======== RECORDS TO USE ========

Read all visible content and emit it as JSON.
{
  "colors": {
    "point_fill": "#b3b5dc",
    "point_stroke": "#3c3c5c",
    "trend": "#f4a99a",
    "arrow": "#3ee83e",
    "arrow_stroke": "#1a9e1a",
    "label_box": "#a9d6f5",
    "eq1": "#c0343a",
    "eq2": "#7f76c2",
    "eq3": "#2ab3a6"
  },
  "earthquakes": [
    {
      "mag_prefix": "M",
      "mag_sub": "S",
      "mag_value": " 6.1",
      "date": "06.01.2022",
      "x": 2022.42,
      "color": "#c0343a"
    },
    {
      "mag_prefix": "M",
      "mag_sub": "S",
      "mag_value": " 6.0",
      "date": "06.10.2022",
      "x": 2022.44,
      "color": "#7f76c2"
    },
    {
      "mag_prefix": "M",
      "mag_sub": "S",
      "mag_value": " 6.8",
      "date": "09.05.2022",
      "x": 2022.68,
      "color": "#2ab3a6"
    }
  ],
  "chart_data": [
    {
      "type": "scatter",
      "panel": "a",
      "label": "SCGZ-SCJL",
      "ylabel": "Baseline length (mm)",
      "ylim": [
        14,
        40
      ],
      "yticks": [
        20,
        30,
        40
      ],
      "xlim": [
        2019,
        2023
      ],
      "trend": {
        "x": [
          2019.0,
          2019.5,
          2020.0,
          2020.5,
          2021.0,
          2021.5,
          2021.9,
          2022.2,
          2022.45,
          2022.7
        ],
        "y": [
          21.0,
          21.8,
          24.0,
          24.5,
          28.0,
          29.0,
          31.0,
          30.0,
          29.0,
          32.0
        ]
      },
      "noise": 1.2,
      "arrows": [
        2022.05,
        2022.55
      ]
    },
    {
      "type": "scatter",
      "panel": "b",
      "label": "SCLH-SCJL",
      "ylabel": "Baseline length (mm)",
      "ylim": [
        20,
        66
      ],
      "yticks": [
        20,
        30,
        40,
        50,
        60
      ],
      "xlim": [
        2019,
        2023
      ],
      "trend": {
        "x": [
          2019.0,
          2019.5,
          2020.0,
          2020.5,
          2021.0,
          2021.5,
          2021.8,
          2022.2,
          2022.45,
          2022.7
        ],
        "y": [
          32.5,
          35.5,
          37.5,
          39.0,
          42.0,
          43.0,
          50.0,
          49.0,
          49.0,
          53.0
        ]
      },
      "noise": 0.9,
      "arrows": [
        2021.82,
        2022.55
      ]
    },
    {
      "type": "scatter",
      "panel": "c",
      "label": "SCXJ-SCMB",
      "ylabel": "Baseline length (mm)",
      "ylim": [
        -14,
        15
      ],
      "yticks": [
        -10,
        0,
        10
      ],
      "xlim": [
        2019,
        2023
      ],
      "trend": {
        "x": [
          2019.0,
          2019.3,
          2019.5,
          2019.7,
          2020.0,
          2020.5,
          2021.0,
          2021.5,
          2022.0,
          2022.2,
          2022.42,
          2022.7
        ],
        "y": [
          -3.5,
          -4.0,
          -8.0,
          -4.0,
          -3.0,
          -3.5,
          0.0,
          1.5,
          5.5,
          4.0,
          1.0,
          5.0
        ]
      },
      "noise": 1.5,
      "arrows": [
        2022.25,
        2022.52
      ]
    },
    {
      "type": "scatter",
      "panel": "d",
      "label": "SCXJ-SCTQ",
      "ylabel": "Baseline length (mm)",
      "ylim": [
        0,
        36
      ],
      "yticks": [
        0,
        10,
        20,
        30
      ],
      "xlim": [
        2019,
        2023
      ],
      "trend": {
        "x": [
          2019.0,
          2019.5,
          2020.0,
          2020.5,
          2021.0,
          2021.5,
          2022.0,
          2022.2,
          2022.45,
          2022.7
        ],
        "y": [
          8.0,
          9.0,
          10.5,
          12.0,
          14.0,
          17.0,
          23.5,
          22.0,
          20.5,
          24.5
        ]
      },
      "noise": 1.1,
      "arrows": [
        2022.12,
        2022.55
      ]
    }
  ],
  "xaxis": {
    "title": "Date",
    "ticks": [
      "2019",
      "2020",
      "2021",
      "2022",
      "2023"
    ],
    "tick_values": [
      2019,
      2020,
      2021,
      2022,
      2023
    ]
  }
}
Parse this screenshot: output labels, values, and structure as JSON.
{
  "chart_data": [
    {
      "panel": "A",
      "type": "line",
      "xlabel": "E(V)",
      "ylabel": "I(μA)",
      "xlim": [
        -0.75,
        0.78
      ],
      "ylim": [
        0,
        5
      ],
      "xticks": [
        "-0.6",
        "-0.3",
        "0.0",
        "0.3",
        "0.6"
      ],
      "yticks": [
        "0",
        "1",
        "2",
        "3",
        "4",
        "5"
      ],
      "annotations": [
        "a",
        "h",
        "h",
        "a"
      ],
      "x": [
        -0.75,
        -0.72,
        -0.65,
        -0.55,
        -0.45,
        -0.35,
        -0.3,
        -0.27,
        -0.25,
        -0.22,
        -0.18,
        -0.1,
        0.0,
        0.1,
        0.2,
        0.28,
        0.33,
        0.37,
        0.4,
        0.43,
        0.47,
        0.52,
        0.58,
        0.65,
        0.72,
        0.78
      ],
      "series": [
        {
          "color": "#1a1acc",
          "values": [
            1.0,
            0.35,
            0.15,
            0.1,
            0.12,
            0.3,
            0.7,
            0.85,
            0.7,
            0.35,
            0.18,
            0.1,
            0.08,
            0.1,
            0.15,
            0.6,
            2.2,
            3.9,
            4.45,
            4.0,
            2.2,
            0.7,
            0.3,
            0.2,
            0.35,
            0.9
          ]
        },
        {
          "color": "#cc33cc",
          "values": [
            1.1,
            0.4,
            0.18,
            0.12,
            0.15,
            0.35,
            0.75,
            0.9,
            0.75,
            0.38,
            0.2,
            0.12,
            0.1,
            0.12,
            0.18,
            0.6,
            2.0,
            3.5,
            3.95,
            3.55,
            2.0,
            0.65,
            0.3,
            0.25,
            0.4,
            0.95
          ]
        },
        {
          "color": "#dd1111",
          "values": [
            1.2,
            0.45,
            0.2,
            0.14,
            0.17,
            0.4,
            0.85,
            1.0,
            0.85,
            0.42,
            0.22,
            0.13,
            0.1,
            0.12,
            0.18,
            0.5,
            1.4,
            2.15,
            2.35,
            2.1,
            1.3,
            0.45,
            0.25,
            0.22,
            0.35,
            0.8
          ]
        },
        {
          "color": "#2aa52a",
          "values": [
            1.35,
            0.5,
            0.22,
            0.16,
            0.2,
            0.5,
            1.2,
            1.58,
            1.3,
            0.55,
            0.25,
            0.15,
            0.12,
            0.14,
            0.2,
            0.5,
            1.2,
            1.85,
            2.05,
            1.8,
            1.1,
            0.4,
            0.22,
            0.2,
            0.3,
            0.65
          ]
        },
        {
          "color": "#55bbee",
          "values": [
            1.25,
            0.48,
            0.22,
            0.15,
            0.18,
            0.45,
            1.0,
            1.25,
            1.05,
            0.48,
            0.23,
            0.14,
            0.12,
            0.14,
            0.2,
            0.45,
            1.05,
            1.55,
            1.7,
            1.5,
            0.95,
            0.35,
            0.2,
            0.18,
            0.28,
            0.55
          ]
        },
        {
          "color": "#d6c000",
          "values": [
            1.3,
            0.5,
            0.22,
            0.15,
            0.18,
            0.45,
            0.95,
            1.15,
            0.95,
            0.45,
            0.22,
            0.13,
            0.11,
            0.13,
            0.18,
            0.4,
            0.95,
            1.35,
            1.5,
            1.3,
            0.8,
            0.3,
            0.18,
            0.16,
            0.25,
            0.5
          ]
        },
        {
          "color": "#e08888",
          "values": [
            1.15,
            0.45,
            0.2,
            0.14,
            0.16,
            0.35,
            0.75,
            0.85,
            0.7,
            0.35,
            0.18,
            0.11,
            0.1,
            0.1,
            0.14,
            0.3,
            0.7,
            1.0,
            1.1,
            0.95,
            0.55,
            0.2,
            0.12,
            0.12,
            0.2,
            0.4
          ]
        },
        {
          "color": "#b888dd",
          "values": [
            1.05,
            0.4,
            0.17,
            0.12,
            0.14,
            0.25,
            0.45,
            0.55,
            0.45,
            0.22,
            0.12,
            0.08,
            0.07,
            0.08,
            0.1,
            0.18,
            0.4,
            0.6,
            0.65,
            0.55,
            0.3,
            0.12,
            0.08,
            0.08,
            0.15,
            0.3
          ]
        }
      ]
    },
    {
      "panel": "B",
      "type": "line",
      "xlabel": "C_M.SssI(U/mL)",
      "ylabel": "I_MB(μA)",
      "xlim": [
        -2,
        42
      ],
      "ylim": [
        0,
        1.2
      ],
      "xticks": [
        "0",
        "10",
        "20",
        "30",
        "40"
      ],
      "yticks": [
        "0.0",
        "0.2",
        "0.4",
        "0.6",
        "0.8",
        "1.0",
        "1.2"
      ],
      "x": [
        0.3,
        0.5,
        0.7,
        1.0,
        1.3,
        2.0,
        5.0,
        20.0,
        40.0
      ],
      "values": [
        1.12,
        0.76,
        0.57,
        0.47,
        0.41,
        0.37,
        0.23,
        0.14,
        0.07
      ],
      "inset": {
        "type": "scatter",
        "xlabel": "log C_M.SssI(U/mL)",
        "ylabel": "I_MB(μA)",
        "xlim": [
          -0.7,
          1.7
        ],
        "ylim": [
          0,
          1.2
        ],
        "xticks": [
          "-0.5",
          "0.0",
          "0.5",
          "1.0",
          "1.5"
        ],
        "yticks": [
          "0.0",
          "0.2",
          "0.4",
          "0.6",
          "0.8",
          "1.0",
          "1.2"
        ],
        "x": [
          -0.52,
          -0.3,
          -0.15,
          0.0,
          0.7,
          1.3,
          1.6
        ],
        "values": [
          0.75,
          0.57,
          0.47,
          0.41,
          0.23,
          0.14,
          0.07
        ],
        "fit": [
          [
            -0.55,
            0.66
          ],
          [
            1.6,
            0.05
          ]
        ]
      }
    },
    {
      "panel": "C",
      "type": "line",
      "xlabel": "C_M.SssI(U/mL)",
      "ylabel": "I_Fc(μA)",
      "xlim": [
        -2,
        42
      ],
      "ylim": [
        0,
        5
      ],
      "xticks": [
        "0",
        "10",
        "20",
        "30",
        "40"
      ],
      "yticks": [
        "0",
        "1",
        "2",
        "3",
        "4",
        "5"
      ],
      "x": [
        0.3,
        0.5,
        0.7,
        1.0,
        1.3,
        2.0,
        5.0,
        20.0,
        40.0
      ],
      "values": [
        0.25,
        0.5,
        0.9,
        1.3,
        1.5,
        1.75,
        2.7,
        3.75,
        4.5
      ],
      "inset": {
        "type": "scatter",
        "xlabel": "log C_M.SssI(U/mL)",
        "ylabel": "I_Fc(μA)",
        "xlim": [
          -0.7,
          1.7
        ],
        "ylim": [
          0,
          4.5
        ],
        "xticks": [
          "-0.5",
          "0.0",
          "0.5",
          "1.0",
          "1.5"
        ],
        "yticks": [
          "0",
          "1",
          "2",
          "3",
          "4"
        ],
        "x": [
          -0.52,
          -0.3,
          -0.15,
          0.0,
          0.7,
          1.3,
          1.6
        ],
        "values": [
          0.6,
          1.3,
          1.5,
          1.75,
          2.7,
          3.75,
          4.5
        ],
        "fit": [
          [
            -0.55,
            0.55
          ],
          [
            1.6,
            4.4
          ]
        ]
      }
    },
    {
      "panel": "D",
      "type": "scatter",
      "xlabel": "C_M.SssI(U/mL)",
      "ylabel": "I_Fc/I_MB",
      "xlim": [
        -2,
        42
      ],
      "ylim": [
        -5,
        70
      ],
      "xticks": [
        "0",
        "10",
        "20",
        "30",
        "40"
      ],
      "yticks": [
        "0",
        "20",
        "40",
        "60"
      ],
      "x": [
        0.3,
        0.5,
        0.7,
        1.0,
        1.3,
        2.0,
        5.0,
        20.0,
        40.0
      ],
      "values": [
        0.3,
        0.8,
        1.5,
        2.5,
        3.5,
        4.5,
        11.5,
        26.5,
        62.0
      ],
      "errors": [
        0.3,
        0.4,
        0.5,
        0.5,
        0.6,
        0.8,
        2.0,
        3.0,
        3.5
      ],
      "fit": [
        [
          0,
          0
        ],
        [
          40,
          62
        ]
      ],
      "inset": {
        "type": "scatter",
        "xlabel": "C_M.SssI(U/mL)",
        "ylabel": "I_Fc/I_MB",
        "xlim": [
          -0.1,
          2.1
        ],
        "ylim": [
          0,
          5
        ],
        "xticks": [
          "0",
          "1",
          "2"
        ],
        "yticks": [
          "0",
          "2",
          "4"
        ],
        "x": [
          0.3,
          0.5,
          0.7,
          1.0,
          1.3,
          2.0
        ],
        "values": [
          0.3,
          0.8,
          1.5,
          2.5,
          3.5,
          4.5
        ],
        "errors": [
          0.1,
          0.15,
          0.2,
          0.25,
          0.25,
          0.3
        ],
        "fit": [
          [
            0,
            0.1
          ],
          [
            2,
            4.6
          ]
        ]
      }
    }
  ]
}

========

Pick out each line above that includes "panel" and show it.

### CORRECT RESPONSE
      "panel": "a",
      "panel": "b",
      "panel": "c",
      "panel": "d",
      "panel": "A",
      "panel": "B",
      "panel": "C",
      "panel": "D",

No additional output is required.